- Provided records
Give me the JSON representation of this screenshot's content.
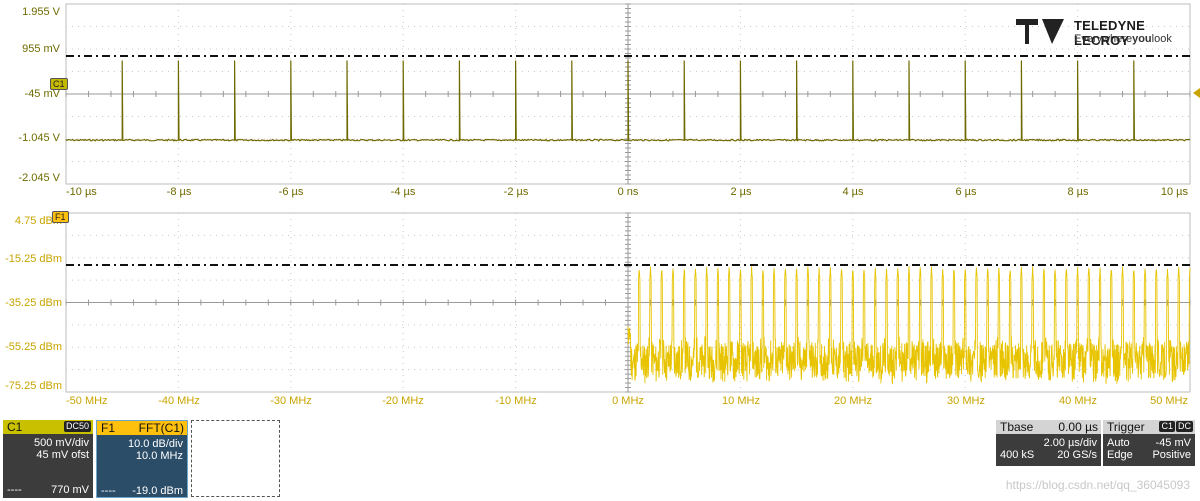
{
  "brand": {
    "name": "TELEDYNE LECROY",
    "tagline_a": "Everywhere",
    "tagline_b": "you",
    "tagline_c": "look"
  },
  "colors": {
    "channel": "#6e6a00",
    "fft": "#e8c400",
    "fft_panel": "#fec00d"
  },
  "time_grid": {
    "y_labels": [
      "1.955 V",
      "955 mV",
      "-45 mV",
      "-1.045 V",
      "-2.045 V"
    ],
    "x_labels": [
      "-10 µs",
      "-8 µs",
      "-6 µs",
      "-4 µs",
      "-2 µs",
      "0 ns",
      "2 µs",
      "4 µs",
      "6 µs",
      "8 µs",
      "10 µs"
    ],
    "channel_marker": "C1"
  },
  "fft_grid": {
    "y_labels": [
      "4.75 dBm",
      "-15.25 dBm",
      "-35.25 dBm",
      "-55.25 dBm",
      "-75.25 dBm"
    ],
    "x_labels": [
      "-50 MHz",
      "-40 MHz",
      "-30 MHz",
      "-20 MHz",
      "-10 MHz",
      "0 MHz",
      "10 MHz",
      "20 MHz",
      "30 MHz",
      "40 MHz",
      "50 MHz"
    ],
    "math_marker": "F1"
  },
  "chart_data": [
    {
      "type": "line",
      "series": [
        {
          "name": "C1",
          "description_points": {
            "baseline": -1.07,
            "pulse_peak": 0.7,
            "pulse_times_us": [
              -9.0,
              -8.0,
              -7.0,
              -6.0,
              -5.0,
              -4.0,
              -3.0,
              -2.0,
              -1.0,
              0.0,
              1.0,
              2.0,
              3.0,
              4.0,
              5.0,
              6.0,
              7.0,
              8.0,
              9.0
            ]
          }
        }
      ],
      "xlabel": "",
      "ylabel": "",
      "xlim_us": [
        -10,
        10
      ],
      "ylim_V": [
        -2.045,
        1.955
      ],
      "trigger_level_V": 0.955,
      "grid": true
    },
    {
      "type": "line",
      "series": [
        {
          "name": "F1",
          "description_points": {
            "start_MHz": 0,
            "stop_MHz": 50,
            "peak_spacing_MHz": 1.0,
            "peak_dBm": -19.0,
            "floor_dBm": -75.0
          }
        }
      ],
      "xlabel": "",
      "ylabel": "",
      "xlim_MHz": [
        -50,
        50
      ],
      "ylim_dBm": [
        -75.25,
        4.75
      ],
      "marker_level_dBm": -19.0,
      "grid": true
    }
  ],
  "panels": {
    "c1": {
      "label": "C1",
      "coupling": "DC50",
      "scale": "500 mV/div",
      "offset": "45 mV ofst",
      "reading_prefix": "----",
      "reading": "770 mV"
    },
    "f1": {
      "label": "F1",
      "function": "FFT(C1)",
      "scale": "10.0 dB/div",
      "center": "10.0 MHz",
      "reading_prefix": "----",
      "reading": "-19.0 dBm"
    },
    "tbase": {
      "label": "Tbase",
      "delay": "0.00 µs",
      "time_div": "2.00 µs/div",
      "samples": "400 kS",
      "rate": "20 GS/s"
    },
    "trigger": {
      "label": "Trigger",
      "src": "C1",
      "coupling": "DC",
      "mode": "Auto",
      "level": "-45 mV",
      "type": "Edge",
      "slope": "Positive"
    }
  },
  "watermark": "https://blog.csdn.net/qq_36045093"
}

- Given request
Pictures are excluded; repeat every record exactly.

- Full response
Give me the JSON representation of this screenshot's content.
{
  "brand": {
    "name": "TELEDYNE LECROY",
    "tagline_a": "Everywhere",
    "tagline_b": "you",
    "tagline_c": "look"
  },
  "colors": {
    "channel": "#6e6a00",
    "fft": "#e8c400",
    "fft_panel": "#fec00d"
  },
  "time_grid": {
    "y_labels": [
      "1.955 V",
      "955 mV",
      "-45 mV",
      "-1.045 V",
      "-2.045 V"
    ],
    "x_labels": [
      "-10 µs",
      "-8 µs",
      "-6 µs",
      "-4 µs",
      "-2 µs",
      "0 ns",
      "2 µs",
      "4 µs",
      "6 µs",
      "8 µs",
      "10 µs"
    ],
    "channel_marker": "C1"
  },
  "fft_grid": {
    "y_labels": [
      "4.75 dBm",
      "-15.25 dBm",
      "-35.25 dBm",
      "-55.25 dBm",
      "-75.25 dBm"
    ],
    "x_labels": [
      "-50 MHz",
      "-40 MHz",
      "-30 MHz",
      "-20 MHz",
      "-10 MHz",
      "0 MHz",
      "10 MHz",
      "20 MHz",
      "30 MHz",
      "40 MHz",
      "50 MHz"
    ],
    "math_marker": "F1"
  },
  "chart_data": [
    {
      "type": "line",
      "series": [
        {
          "name": "C1",
          "description_points": {
            "baseline": -1.07,
            "pulse_peak": 0.7,
            "pulse_times_us": [
              -9.0,
              -8.0,
              -7.0,
              -6.0,
              -5.0,
              -4.0,
              -3.0,
              -2.0,
              -1.0,
              0.0,
              1.0,
              2.0,
              3.0,
              4.0,
              5.0,
              6.0,
              7.0,
              8.0,
              9.0
            ]
          }
        }
      ],
      "xlabel": "",
      "ylabel": "",
      "xlim_us": [
        -10,
        10
      ],
      "ylim_V": [
        -2.045,
        1.955
      ],
      "trigger_level_V": 0.955,
      "grid": true
    },
    {
      "type": "line",
      "series": [
        {
          "name": "F1",
          "description_points": {
            "start_MHz": 0,
            "stop_MHz": 50,
            "peak_spacing_MHz": 1.0,
            "peak_dBm": -19.0,
            "floor_dBm": -75.0
          }
        }
      ],
      "xlabel": "",
      "ylabel": "",
      "xlim_MHz": [
        -50,
        50
      ],
      "ylim_dBm": [
        -75.25,
        4.75
      ],
      "marker_level_dBm": -19.0,
      "grid": true
    }
  ],
  "panels": {
    "c1": {
      "label": "C1",
      "coupling": "DC50",
      "scale": "500 mV/div",
      "offset": "45 mV ofst",
      "reading_prefix": "----",
      "reading": "770 mV"
    },
    "f1": {
      "label": "F1",
      "function": "FFT(C1)",
      "scale": "10.0 dB/div",
      "center": "10.0 MHz",
      "reading_prefix": "----",
      "reading": "-19.0 dBm"
    },
    "tbase": {
      "label": "Tbase",
      "delay": "0.00 µs",
      "time_div": "2.00 µs/div",
      "samples": "400 kS",
      "rate": "20 GS/s"
    },
    "trigger": {
      "label": "Trigger",
      "src": "C1",
      "coupling": "DC",
      "mode": "Auto",
      "level": "-45 mV",
      "type": "Edge",
      "slope": "Positive"
    }
  },
  "watermark": "https://blog.csdn.net/qq_36045093"
}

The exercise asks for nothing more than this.